-- BEGIN --

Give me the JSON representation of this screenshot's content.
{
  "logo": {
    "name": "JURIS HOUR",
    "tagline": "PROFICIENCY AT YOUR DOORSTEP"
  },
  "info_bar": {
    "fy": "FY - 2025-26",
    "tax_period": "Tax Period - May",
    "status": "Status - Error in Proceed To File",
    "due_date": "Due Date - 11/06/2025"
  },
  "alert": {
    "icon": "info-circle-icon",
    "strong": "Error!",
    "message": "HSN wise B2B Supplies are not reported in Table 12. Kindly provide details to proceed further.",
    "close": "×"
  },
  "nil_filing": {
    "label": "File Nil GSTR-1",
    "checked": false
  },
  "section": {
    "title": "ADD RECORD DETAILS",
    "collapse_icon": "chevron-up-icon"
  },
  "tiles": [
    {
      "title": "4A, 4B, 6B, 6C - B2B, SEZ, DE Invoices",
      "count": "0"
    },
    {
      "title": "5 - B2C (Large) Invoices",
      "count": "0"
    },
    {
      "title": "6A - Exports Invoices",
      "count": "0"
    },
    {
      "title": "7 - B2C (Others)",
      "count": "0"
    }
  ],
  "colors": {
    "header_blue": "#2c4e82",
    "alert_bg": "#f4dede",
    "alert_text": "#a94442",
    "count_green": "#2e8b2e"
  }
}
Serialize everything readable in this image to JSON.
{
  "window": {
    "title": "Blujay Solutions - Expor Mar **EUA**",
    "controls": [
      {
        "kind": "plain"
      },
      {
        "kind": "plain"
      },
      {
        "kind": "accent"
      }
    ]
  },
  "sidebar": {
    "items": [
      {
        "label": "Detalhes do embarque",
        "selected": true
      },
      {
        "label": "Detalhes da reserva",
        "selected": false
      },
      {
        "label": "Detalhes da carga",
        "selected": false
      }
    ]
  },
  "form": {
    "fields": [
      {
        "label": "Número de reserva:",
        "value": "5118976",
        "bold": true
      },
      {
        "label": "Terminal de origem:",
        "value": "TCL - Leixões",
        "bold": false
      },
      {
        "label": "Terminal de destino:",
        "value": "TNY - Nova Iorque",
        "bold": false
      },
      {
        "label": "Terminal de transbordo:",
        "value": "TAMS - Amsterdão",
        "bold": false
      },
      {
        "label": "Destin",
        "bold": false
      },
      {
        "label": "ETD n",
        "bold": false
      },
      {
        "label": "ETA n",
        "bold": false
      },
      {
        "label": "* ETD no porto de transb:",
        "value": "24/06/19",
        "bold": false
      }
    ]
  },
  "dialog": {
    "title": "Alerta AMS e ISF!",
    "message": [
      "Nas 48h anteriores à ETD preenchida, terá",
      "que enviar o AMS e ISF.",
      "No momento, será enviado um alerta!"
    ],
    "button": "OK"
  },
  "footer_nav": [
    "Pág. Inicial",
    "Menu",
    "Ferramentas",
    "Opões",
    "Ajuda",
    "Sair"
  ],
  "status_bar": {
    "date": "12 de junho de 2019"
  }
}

-- END --

Looking at the listing above, count the lines that contain "message" and give nothing but the number.

2